■ Problem to solve
Transcribe the listing in full, excluding any pictures.
______________________________
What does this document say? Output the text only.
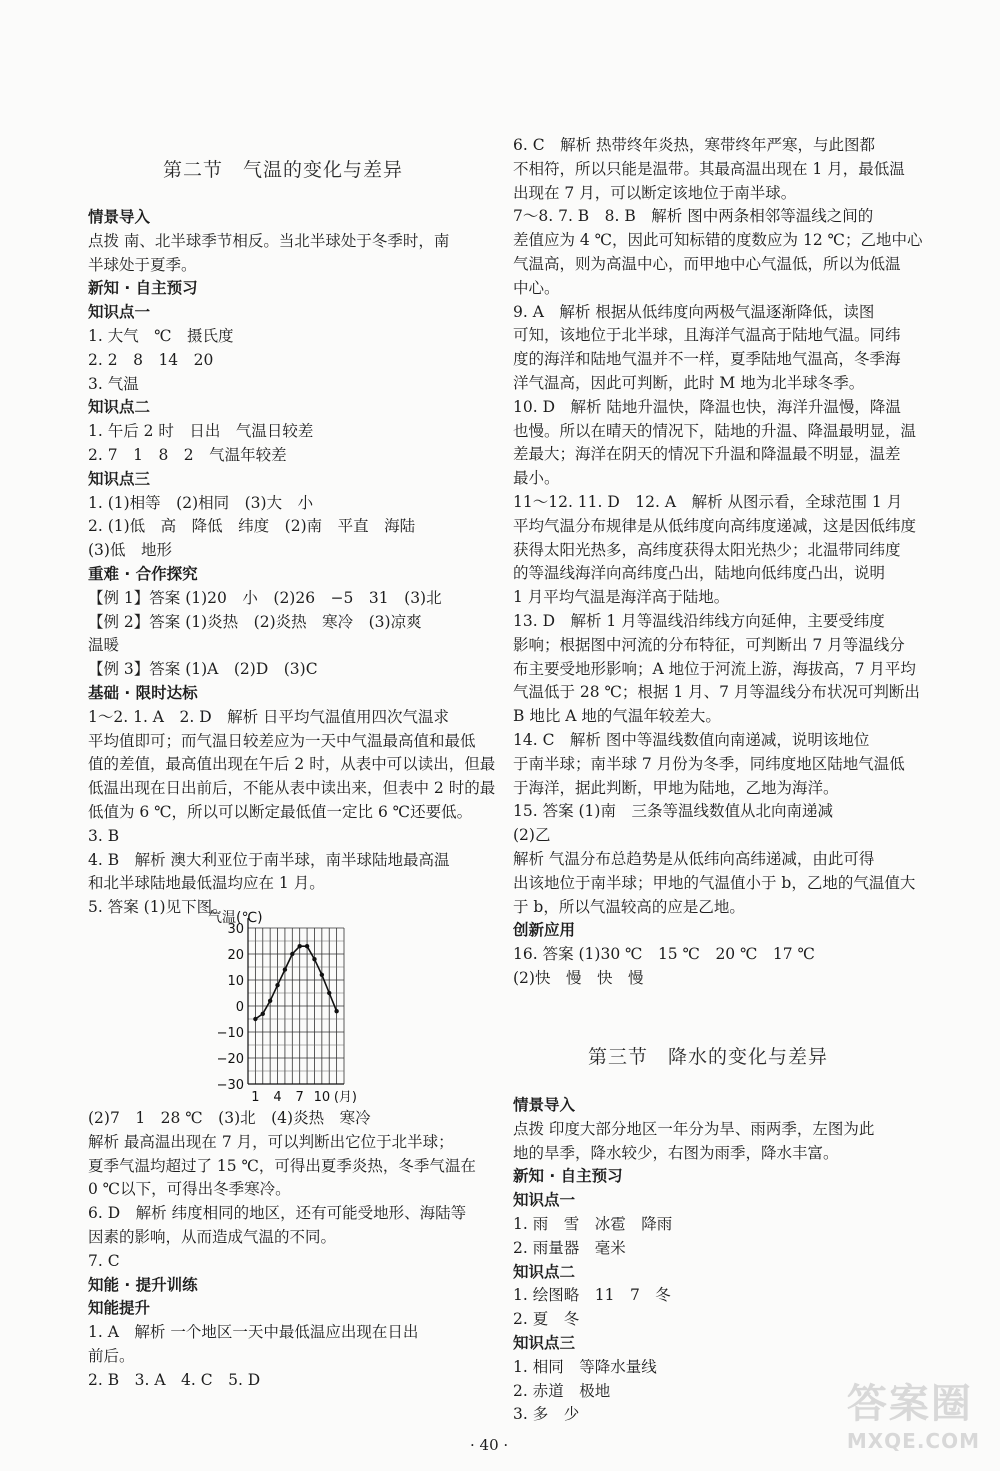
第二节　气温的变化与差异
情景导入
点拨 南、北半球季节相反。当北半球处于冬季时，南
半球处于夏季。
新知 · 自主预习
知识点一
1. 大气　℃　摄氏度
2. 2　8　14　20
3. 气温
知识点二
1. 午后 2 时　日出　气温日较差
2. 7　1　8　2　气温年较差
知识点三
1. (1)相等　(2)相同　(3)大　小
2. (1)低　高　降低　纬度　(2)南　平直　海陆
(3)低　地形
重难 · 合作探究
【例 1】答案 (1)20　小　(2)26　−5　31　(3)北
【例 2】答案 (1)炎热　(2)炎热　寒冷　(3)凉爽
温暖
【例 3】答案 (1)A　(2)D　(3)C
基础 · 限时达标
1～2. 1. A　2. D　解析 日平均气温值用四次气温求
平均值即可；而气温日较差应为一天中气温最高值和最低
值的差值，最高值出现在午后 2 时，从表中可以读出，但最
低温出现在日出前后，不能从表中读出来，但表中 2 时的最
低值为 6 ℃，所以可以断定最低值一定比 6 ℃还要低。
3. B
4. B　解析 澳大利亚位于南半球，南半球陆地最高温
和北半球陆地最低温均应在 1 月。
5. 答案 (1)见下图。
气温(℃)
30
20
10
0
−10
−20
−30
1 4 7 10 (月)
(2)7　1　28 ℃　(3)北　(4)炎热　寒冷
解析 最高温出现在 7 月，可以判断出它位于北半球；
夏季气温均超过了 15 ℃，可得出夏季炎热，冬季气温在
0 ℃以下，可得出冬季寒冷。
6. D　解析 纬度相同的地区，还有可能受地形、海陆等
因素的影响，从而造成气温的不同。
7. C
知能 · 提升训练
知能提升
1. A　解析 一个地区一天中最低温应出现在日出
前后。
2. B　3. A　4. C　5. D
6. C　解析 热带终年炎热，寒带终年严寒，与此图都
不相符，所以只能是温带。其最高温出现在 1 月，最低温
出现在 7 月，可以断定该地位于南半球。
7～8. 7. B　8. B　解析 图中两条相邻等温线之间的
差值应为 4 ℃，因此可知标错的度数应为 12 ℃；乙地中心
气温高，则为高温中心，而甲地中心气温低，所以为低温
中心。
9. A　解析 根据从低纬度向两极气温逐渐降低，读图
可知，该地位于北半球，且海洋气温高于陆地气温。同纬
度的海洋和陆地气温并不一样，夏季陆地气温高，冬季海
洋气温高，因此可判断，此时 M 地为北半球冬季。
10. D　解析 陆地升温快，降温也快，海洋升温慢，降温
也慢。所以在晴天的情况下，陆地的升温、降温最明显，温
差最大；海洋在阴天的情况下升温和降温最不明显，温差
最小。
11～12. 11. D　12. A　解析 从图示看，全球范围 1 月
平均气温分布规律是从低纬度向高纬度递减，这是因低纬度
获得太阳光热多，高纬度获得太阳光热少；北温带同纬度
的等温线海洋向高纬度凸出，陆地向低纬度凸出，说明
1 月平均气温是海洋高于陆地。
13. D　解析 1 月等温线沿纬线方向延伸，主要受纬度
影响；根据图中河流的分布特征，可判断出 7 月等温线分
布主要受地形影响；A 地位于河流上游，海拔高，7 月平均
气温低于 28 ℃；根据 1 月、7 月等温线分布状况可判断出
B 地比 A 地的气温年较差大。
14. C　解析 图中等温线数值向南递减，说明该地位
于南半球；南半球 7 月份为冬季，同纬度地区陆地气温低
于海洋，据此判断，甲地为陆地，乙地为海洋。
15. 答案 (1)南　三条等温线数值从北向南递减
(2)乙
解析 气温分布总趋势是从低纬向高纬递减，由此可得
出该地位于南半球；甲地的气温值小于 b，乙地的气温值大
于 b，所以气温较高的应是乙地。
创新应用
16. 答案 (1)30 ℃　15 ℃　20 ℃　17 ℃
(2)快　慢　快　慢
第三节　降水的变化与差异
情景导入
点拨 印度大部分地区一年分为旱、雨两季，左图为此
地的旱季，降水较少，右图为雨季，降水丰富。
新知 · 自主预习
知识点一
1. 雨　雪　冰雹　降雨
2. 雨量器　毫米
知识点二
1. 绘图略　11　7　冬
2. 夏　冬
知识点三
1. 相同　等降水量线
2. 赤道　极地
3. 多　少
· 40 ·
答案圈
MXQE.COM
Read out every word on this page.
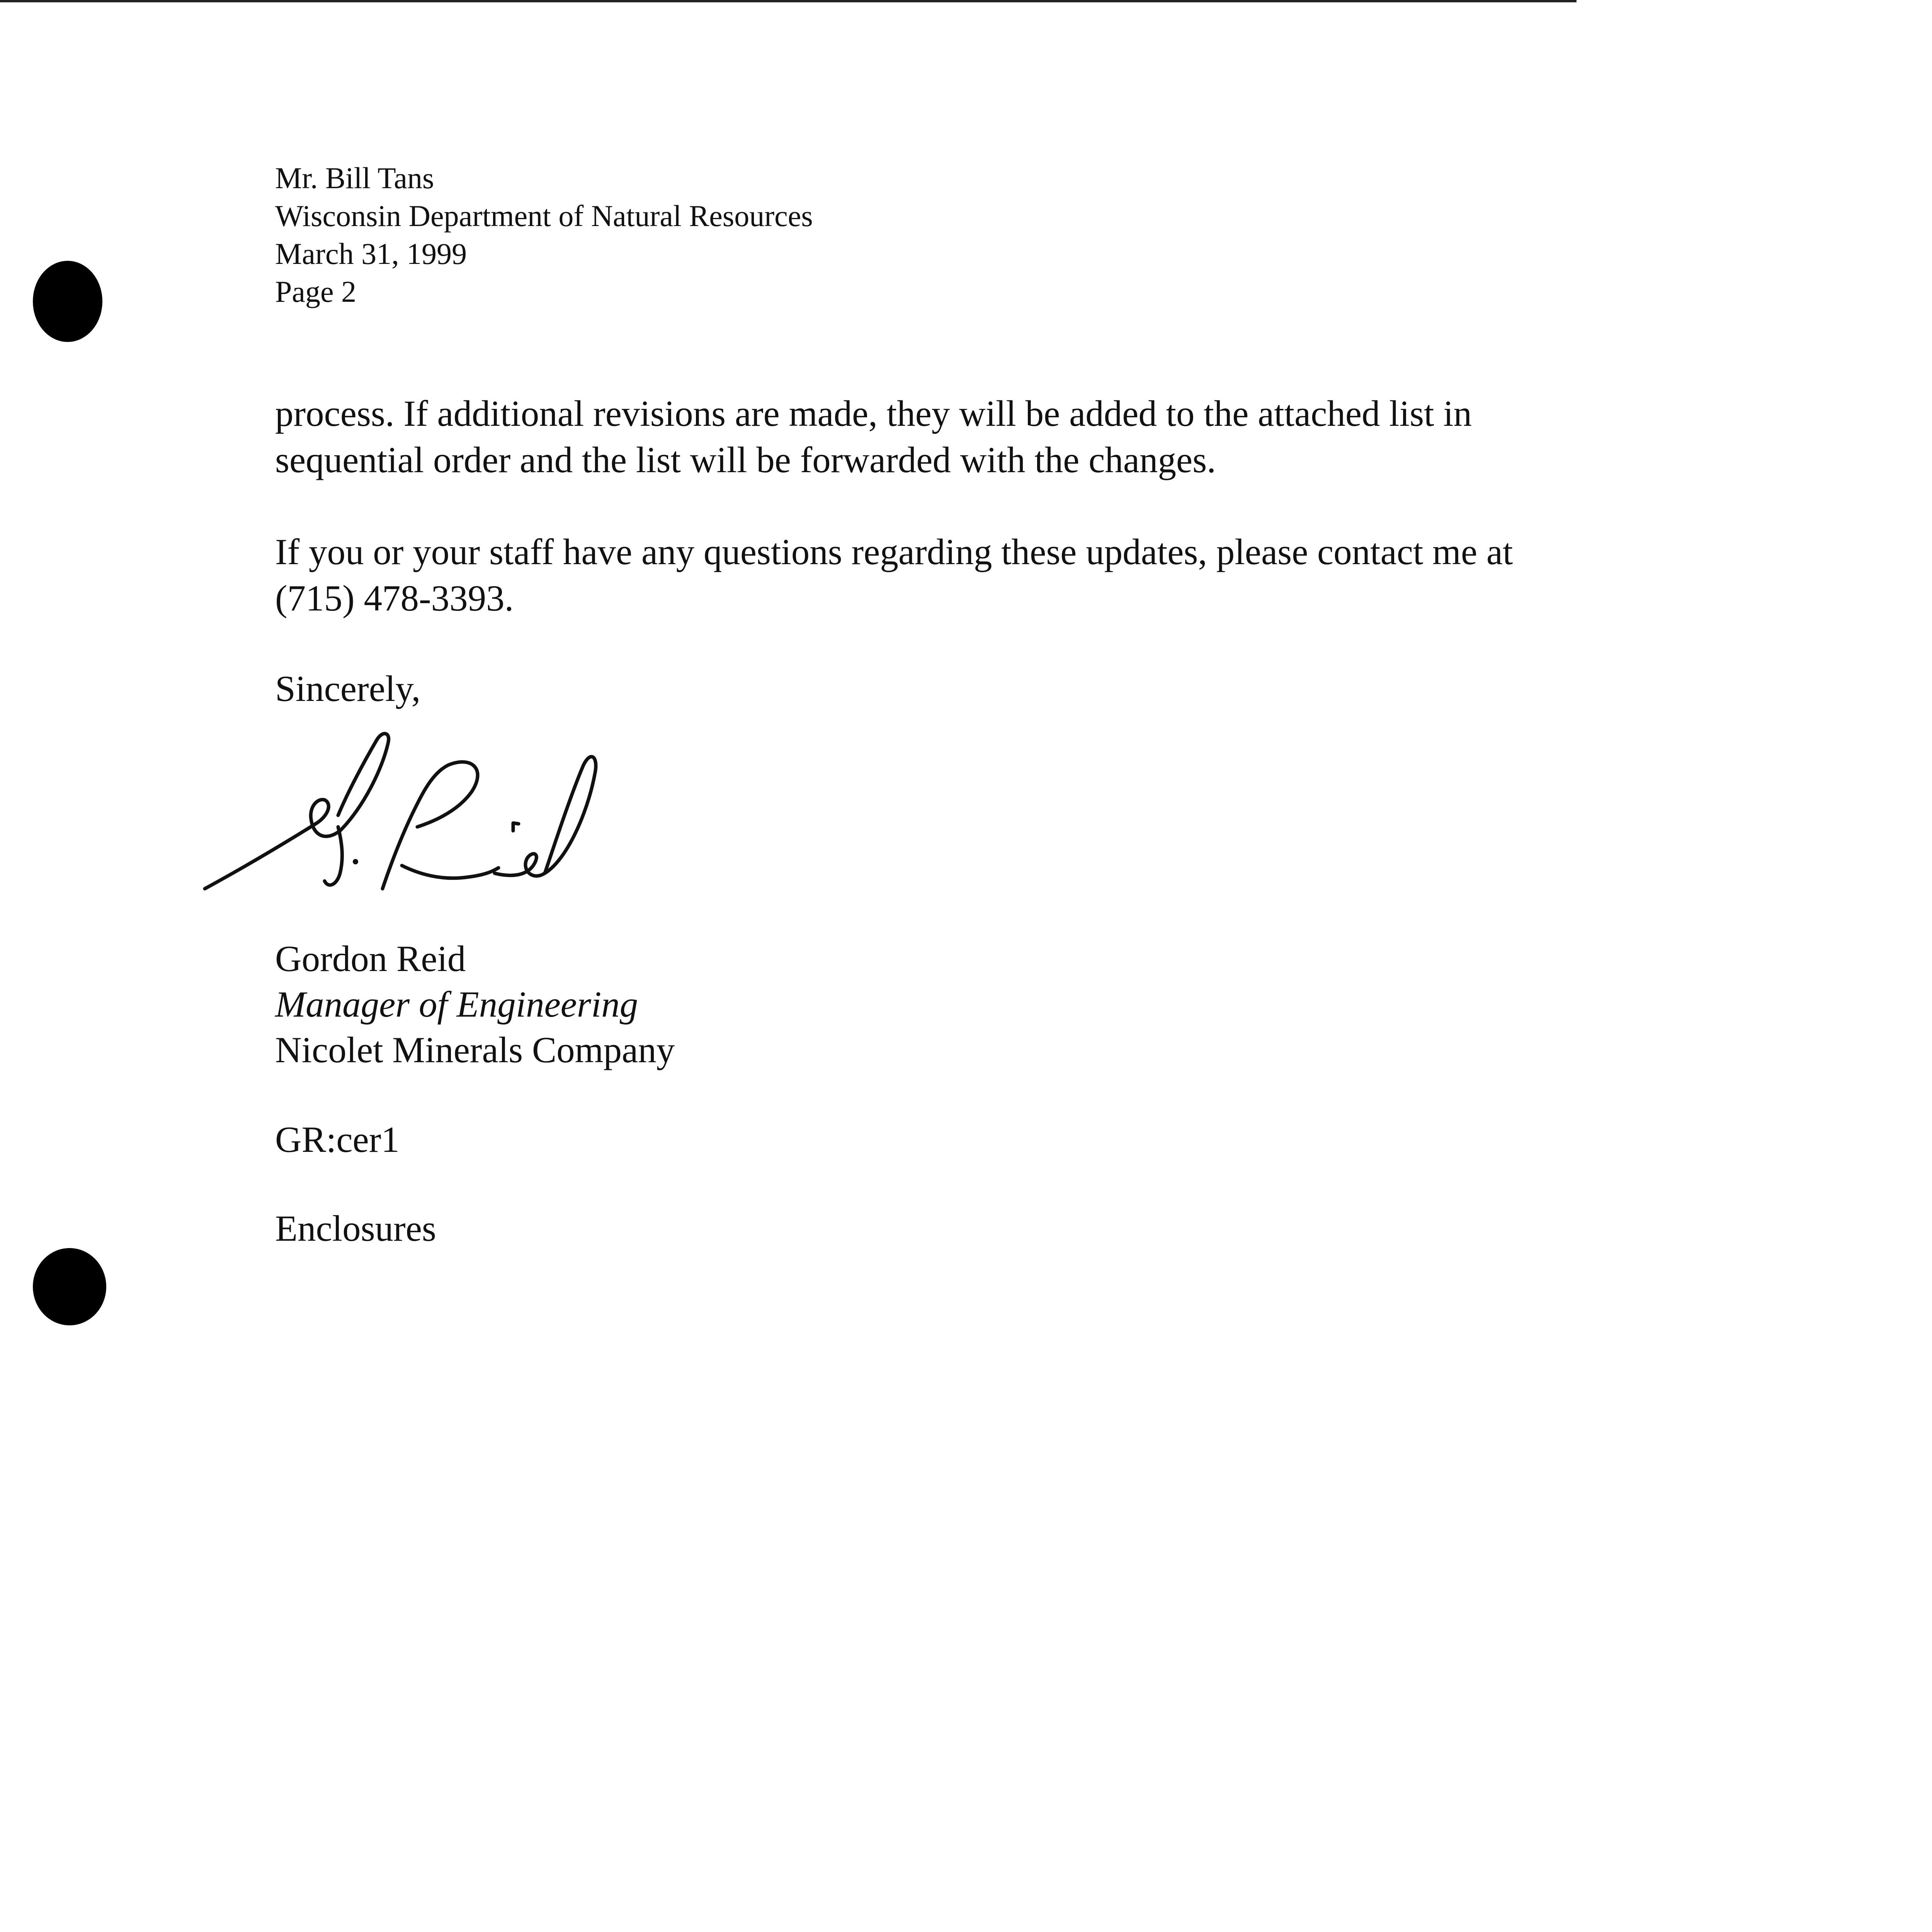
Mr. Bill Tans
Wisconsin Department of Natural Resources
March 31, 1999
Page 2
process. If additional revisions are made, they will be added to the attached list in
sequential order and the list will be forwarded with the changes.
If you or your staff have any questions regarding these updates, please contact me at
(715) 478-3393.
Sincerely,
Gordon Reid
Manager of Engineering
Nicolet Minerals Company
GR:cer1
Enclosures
______________________________
■ Task output
What does this document say? Output the text only.
第二节　气温的变化与差异
情景导入
点拨 南、北半球季节相反。当北半球处于冬季时，南
半球处于夏季。
新知 · 自主预习
知识点一
1. 大气　℃　摄氏度
2. 2　8　14　20
3. 气温
知识点二
1. 午后 2 时　日出　气温日较差
2. 7　1　8　2　气温年较差
知识点三
1. (1)相等　(2)相同　(3)大　小
2. (1)低　高　降低　纬度　(2)南　平直　海陆
(3)低　地形
重难 · 合作探究
【例 1】答案 (1)20　小　(2)26　−5　31　(3)北
【例 2】答案 (1)炎热　(2)炎热　寒冷　(3)凉爽
温暖
【例 3】答案 (1)A　(2)D　(3)C
基础 · 限时达标
1～2. 1. A　2. D　解析 日平均气温值用四次气温求
平均值即可；而气温日较差应为一天中气温最高值和最低
值的差值，最高值出现在午后 2 时，从表中可以读出，但最
低温出现在日出前后，不能从表中读出来，但表中 2 时的最
低值为 6 ℃，所以可以断定最低值一定比 6 ℃还要低。
3. B
4. B　解析 澳大利亚位于南半球，南半球陆地最高温
和北半球陆地最低温均应在 1 月。
5. 答案 (1)见下图。
气温(℃)
30
20
10
0
−10
−20
−30
1 4 7 10 (月)
(2)7　1　28 ℃　(3)北　(4)炎热　寒冷
解析 最高温出现在 7 月，可以判断出它位于北半球；
夏季气温均超过了 15 ℃，可得出夏季炎热，冬季气温在
0 ℃以下，可得出冬季寒冷。
6. D　解析 纬度相同的地区，还有可能受地形、海陆等
因素的影响，从而造成气温的不同。
7. C
知能 · 提升训练
知能提升
1. A　解析 一个地区一天中最低温应出现在日出
前后。
2. B　3. A　4. C　5. D
6. C　解析 热带终年炎热，寒带终年严寒，与此图都
不相符，所以只能是温带。其最高温出现在 1 月，最低温
出现在 7 月，可以断定该地位于南半球。
7～8. 7. B　8. B　解析 图中两条相邻等温线之间的
差值应为 4 ℃，因此可知标错的度数应为 12 ℃；乙地中心
气温高，则为高温中心，而甲地中心气温低，所以为低温
中心。
9. A　解析 根据从低纬度向两极气温逐渐降低，读图
可知，该地位于北半球，且海洋气温高于陆地气温。同纬
度的海洋和陆地气温并不一样，夏季陆地气温高，冬季海
洋气温高，因此可判断，此时 M 地为北半球冬季。
10. D　解析 陆地升温快，降温也快，海洋升温慢，降温
也慢。所以在晴天的情况下，陆地的升温、降温最明显，温
差最大；海洋在阴天的情况下升温和降温最不明显，温差
最小。
11～12. 11. D　12. A　解析 从图示看，全球范围 1 月
平均气温分布规律是从低纬度向高纬度递减，这是因低纬度
获得太阳光热多，高纬度获得太阳光热少；北温带同纬度
的等温线海洋向高纬度凸出，陆地向低纬度凸出，说明
1 月平均气温是海洋高于陆地。
13. D　解析 1 月等温线沿纬线方向延伸，主要受纬度
影响；根据图中河流的分布特征，可判断出 7 月等温线分
布主要受地形影响；A 地位于河流上游，海拔高，7 月平均
气温低于 28 ℃；根据 1 月、7 月等温线分布状况可判断出
B 地比 A 地的气温年较差大。
14. C　解析 图中等温线数值向南递减，说明该地位
于南半球；南半球 7 月份为冬季，同纬度地区陆地气温低
于海洋，据此判断，甲地为陆地，乙地为海洋。
15. 答案 (1)南　三条等温线数值从北向南递减
(2)乙
解析 气温分布总趋势是从低纬向高纬递减，由此可得
出该地位于南半球；甲地的气温值小于 b，乙地的气温值大
于 b，所以气温较高的应是乙地。
创新应用
16. 答案 (1)30 ℃　15 ℃　20 ℃　17 ℃
(2)快　慢　快　慢
第三节　降水的变化与差异
情景导入
点拨 印度大部分地区一年分为旱、雨两季，左图为此
地的旱季，降水较少，右图为雨季，降水丰富。
新知 · 自主预习
知识点一
1. 雨　雪　冰雹　降雨
2. 雨量器　毫米
知识点二
1. 绘图略　11　7　冬
2. 夏　冬
知识点三
1. 相同　等降水量线
2. 赤道　极地
3. 多　少
· 40 ·
答案圈
MXQE.COM
Read out every word on this page.
Mr. Bill Tans
Wisconsin Department of Natural Resources
March 31, 1999
Page 2
process. If additional revisions are made, they will be added to the attached list in
sequential order and the list will be forwarded with the changes.
If you or your staff have any questions regarding these updates, please contact me at
(715) 478-3393.
Sincerely,
Gordon Reid
Manager of Engineering
Nicolet Minerals Company
GR:cer1
Enclosures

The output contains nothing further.